## Start Records for this exercise

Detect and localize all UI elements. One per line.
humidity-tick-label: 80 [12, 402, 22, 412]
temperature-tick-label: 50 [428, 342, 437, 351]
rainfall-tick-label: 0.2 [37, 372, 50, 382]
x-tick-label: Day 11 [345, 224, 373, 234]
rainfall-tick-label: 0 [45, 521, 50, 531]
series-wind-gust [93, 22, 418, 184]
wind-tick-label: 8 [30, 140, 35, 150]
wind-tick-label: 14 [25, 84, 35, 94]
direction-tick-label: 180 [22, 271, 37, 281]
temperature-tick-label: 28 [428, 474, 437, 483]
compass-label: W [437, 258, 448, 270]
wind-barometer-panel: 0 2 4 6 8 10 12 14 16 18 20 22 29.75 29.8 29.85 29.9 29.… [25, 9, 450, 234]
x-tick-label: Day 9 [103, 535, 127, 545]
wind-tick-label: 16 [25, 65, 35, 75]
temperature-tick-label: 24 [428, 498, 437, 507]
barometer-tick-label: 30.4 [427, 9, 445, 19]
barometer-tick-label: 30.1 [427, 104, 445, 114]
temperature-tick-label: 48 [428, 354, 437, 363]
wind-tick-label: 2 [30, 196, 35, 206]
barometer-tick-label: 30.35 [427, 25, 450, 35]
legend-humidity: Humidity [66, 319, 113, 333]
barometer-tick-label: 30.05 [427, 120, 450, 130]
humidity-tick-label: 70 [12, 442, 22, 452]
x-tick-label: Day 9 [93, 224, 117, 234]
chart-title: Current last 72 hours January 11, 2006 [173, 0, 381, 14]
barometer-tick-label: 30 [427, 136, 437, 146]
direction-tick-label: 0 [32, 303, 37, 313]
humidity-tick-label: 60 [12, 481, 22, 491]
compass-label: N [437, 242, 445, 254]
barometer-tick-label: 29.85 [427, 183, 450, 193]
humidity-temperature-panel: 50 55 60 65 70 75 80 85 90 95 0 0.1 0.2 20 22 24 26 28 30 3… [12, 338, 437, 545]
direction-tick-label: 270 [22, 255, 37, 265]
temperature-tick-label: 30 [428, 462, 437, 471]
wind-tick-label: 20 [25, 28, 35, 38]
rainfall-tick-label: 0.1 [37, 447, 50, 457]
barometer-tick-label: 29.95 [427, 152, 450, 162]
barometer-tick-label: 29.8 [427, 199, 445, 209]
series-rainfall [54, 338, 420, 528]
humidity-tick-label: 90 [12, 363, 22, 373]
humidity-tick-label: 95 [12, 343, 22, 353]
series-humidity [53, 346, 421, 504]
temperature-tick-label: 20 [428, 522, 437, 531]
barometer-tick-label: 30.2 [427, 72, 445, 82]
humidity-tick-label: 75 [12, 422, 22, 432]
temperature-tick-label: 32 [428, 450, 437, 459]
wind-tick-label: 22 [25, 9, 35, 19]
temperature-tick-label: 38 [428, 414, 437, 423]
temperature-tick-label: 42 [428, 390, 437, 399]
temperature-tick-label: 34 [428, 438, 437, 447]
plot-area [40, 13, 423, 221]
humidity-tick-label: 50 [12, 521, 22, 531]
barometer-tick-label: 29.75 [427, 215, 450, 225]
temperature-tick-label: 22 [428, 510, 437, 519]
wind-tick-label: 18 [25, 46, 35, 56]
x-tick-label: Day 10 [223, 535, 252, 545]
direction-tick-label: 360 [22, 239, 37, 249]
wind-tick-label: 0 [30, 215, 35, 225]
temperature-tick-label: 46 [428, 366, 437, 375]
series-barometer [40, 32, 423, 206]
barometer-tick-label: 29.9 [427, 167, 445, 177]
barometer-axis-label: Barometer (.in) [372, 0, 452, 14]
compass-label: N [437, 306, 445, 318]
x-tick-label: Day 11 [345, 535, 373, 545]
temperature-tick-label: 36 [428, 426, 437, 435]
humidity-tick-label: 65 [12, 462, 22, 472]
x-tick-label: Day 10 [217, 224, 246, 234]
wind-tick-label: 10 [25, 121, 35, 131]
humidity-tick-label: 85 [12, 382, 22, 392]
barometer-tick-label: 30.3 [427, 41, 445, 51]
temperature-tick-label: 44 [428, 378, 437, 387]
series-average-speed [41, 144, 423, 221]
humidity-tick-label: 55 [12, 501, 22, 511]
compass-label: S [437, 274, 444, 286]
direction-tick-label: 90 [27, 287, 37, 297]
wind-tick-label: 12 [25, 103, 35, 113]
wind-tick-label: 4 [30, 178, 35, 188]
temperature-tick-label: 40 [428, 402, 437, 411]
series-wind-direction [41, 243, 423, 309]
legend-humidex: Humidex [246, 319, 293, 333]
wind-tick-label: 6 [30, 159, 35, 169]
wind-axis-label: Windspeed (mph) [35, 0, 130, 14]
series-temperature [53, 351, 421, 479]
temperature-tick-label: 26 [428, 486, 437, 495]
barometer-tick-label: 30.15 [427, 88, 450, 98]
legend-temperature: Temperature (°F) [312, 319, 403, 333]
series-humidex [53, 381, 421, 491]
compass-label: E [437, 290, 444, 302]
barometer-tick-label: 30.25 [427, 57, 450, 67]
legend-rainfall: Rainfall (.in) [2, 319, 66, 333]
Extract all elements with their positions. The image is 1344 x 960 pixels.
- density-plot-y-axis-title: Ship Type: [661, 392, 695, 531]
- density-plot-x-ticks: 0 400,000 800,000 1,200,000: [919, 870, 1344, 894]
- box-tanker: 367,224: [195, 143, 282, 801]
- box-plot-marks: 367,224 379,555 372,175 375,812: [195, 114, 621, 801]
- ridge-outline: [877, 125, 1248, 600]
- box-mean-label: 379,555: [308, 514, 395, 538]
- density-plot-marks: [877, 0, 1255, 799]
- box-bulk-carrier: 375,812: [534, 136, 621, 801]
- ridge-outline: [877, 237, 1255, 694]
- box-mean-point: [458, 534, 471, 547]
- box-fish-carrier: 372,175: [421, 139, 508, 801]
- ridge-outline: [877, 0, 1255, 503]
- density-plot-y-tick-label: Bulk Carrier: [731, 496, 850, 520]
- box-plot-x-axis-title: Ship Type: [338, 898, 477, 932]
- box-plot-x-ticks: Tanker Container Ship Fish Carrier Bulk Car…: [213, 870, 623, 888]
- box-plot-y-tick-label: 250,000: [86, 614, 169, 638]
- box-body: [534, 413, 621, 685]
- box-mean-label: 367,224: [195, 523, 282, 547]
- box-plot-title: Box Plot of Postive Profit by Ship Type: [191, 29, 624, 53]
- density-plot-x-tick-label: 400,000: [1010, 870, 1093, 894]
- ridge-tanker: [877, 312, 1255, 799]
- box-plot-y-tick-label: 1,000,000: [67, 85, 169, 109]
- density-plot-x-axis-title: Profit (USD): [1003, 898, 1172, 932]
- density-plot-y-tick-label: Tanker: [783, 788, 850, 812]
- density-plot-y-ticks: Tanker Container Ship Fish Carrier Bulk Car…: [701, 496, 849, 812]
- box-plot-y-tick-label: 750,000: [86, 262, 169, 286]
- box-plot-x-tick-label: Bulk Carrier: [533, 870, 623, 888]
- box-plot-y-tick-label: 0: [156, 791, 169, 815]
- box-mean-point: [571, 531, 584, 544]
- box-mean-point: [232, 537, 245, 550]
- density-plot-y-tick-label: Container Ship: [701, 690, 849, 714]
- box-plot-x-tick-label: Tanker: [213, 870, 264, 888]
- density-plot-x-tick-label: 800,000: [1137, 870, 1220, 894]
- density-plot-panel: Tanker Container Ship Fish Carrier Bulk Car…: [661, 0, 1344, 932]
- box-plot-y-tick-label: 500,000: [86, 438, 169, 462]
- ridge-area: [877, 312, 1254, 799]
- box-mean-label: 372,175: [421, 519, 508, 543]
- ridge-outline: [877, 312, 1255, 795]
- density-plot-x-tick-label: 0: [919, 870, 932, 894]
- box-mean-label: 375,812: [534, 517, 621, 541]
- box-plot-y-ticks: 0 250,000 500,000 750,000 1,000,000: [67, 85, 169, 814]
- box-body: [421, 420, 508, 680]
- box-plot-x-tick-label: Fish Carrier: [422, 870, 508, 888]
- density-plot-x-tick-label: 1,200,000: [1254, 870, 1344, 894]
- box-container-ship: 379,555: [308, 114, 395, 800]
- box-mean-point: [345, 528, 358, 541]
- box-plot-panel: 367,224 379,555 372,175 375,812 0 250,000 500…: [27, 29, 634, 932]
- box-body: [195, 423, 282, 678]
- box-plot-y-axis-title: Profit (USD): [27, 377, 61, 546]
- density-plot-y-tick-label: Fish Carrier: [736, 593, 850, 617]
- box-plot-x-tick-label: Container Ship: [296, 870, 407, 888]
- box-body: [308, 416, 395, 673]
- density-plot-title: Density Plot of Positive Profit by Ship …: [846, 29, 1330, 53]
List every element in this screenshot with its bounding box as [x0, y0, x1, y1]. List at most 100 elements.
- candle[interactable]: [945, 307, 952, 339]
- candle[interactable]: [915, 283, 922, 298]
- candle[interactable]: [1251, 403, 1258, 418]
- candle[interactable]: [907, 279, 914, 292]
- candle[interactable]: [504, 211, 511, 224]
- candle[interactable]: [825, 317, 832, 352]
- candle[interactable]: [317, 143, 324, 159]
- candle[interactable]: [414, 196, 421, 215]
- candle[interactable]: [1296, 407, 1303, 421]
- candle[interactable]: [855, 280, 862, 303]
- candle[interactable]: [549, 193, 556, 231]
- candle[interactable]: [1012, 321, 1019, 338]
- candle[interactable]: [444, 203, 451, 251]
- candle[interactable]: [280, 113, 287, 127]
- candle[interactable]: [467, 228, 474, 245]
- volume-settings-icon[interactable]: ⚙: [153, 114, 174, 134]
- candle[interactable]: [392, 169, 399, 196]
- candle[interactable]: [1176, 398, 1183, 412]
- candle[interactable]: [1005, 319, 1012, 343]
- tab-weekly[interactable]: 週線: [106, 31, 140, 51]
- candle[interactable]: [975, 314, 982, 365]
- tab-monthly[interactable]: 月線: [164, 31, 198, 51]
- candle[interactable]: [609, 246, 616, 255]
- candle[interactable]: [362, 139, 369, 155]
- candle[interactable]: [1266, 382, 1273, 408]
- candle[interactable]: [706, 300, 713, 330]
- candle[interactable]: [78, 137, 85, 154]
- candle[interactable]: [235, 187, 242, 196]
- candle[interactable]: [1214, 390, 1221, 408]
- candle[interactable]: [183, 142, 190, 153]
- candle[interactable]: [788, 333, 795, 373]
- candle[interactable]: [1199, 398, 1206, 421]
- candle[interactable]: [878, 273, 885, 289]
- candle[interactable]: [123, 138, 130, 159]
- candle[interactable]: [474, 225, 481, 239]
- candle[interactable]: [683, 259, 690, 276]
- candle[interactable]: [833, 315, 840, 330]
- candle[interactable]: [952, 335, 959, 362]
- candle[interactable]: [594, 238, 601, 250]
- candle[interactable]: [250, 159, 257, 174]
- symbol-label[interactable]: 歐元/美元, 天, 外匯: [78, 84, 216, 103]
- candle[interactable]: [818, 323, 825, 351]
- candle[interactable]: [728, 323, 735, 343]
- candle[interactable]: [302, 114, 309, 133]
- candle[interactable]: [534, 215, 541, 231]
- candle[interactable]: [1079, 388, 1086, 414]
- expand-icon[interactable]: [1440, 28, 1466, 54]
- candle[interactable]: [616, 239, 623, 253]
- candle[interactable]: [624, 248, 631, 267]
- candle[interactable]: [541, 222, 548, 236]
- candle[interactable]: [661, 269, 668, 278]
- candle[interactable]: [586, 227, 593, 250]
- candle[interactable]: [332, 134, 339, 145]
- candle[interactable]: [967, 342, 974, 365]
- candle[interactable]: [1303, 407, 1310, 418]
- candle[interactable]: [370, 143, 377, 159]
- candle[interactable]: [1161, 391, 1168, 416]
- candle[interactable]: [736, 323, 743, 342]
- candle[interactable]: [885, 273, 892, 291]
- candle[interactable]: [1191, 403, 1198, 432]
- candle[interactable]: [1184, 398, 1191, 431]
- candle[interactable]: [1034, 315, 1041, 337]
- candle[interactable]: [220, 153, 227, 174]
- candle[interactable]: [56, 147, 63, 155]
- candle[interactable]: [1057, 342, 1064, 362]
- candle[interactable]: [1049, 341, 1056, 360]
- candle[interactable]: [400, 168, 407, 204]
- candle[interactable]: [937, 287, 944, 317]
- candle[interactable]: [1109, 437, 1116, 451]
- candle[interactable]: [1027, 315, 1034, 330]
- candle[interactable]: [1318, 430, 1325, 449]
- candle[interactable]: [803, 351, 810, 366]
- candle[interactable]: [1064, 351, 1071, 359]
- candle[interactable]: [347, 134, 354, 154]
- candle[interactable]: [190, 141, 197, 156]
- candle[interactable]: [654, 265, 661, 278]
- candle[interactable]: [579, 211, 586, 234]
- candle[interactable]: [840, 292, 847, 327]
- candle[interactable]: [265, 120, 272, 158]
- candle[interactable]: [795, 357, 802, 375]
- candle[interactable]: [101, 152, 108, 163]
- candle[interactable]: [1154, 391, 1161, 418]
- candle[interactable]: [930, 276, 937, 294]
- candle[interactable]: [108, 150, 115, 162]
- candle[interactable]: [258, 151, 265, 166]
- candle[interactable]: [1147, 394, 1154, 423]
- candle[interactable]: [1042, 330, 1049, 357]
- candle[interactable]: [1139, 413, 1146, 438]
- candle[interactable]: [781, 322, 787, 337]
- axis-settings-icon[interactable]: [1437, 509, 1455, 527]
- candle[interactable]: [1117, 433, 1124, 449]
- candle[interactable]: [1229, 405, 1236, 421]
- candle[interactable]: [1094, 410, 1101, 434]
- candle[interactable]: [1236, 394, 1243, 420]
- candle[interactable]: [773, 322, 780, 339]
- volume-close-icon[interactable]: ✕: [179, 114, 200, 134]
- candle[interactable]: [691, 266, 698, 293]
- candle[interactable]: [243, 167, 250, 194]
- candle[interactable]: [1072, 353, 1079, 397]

## End Records for this exercise

Instructions for the task —
Format the lines of the listing as a JSON list of strings, one string per line, from the start of the listing through the line containing "wind-barometer-panel: 0 2", inclusive. Leave out blank lines.

Solved exercise —
[
  "Detect and localize all UI elements. One per line.",
  "humidity-tick-label: 80 [12, 402, 22, 412]",
  "temperature-tick-label: 50 [428, 342, 437, 351]",
  "rainfall-tick-label: 0.2 [37, 372, 50, 382]",
  "x-tick-label: Day 11 [345, 224, 373, 234]",
  "rainfall-tick-label: 0 [45, 521, 50, 531]",
  "series-wind-gust [93, 22, 418, 184]",
  "wind-tick-label: 8 [30, 140, 35, 150]",
  "wind-tick-label: 14 [25, 84, 35, 94]",
  "direction-tick-label: 180 [22, 271, 37, 281]",
  "temperature-tick-label: 28 [428, 474, 437, 483]",
  "compass-label: W [437, 258, 448, 270]",
  "wind-barometer-panel: 0 2 4 6 8 10 12 14 16 18 20 22 29.75 29.8 29.85 29.9 29.… [25, 9, 450, 234]"
]